● Exercise: Return the full listing exactly as it is written.

(Extracted data entries)
## start
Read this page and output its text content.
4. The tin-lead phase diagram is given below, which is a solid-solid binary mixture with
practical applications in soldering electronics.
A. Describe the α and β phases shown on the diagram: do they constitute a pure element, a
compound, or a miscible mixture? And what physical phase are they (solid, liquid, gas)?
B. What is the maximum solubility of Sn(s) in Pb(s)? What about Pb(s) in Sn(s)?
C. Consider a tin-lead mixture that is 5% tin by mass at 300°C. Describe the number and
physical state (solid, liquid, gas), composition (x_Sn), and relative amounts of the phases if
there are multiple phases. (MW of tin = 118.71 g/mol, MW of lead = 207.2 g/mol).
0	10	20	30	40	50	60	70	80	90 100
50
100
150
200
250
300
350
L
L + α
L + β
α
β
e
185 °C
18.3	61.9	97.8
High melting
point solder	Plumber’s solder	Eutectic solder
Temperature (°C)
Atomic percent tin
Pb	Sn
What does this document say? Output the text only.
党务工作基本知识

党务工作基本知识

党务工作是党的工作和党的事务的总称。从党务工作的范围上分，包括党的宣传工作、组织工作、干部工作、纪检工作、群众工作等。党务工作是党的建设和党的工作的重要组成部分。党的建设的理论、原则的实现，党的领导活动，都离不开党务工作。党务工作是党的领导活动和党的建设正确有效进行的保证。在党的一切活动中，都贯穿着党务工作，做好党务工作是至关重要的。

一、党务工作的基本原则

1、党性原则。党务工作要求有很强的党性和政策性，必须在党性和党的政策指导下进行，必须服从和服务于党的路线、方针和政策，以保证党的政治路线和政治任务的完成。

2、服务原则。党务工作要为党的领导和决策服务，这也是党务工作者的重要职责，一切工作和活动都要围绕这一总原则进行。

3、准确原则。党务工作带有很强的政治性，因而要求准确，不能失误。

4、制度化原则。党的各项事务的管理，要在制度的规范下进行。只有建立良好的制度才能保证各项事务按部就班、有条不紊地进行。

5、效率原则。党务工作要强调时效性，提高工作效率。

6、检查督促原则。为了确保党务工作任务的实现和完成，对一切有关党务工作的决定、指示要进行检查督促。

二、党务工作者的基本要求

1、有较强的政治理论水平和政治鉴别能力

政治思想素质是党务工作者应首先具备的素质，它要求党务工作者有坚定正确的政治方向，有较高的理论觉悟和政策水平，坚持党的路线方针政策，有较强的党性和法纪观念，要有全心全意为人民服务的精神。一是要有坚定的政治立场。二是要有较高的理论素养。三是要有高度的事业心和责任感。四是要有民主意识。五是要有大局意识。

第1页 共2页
## end
● Answer to the problem:
Read this page and output its text content.
4. The tin-lead phase diagram is given below, which is a solid-solid binary mixture with
practical applications in soldering electronics.
A. Describe the α and β phases shown on the diagram: do they constitute a pure element, a
compound, or a miscible mixture? And what physical phase are they (solid, liquid, gas)?
B. What is the maximum solubility of Sn(s) in Pb(s)? What about Pb(s) in Sn(s)?
C. Consider a tin-lead mixture that is 5% tin by mass at 300°C. Describe the number and
physical state (solid, liquid, gas), composition (x_Sn), and relative amounts of the phases if
there are multiple phases. (MW of tin = 118.71 g/mol, MW of lead = 207.2 g/mol).
0	10	20	30	40	50	60	70	80	90 100
50
100
150
200
250
300
350
L
L + α
L + β
α
β
e
185 °C
18.3	61.9	97.8
High melting
point solder	Plumber’s solder	Eutectic solder
Temperature (°C)
Atomic percent tin
Pb	Sn
What does this document say? Output the text only.
党务工作基本知识

党务工作基本知识

党务工作是党的工作和党的事务的总称。从党务工作的范围上分，包括党的宣传工作、组织工作、干部工作、纪检工作、群众工作等。党务工作是党的建设和党的工作的重要组成部分。党的建设的理论、原则的实现，党的领导活动，都离不开党务工作。党务工作是党的领导活动和党的建设正确有效进行的保证。在党的一切活动中，都贯穿着党务工作，做好党务工作是至关重要的。

一、党务工作的基本原则

1、党性原则。党务工作要求有很强的党性和政策性，必须在党性和党的政策指导下进行，必须服从和服务于党的路线、方针和政策，以保证党的政治路线和政治任务的完成。

2、服务原则。党务工作要为党的领导和决策服务，这也是党务工作者的重要职责，一切工作和活动都要围绕这一总原则进行。

3、准确原则。党务工作带有很强的政治性，因而要求准确，不能失误。

4、制度化原则。党的各项事务的管理，要在制度的规范下进行。只有建立良好的制度才能保证各项事务按部就班、有条不紊地进行。

5、效率原则。党务工作要强调时效性，提高工作效率。

6、检查督促原则。为了确保党务工作任务的实现和完成，对一切有关党务工作的决定、指示要进行检查督促。

二、党务工作者的基本要求

1、有较强的政治理论水平和政治鉴别能力

政治思想素质是党务工作者应首先具备的素质，它要求党务工作者有坚定正确的政治方向，有较高的理论觉悟和政策水平，坚持党的路线方针政策，有较强的党性和法纪观念，要有全心全意为人民服务的精神。一是要有坚定的政治立场。二是要有较高的理论素养。三是要有高度的事业心和责任感。四是要有民主意识。五是要有大局意识。

第1页 共2页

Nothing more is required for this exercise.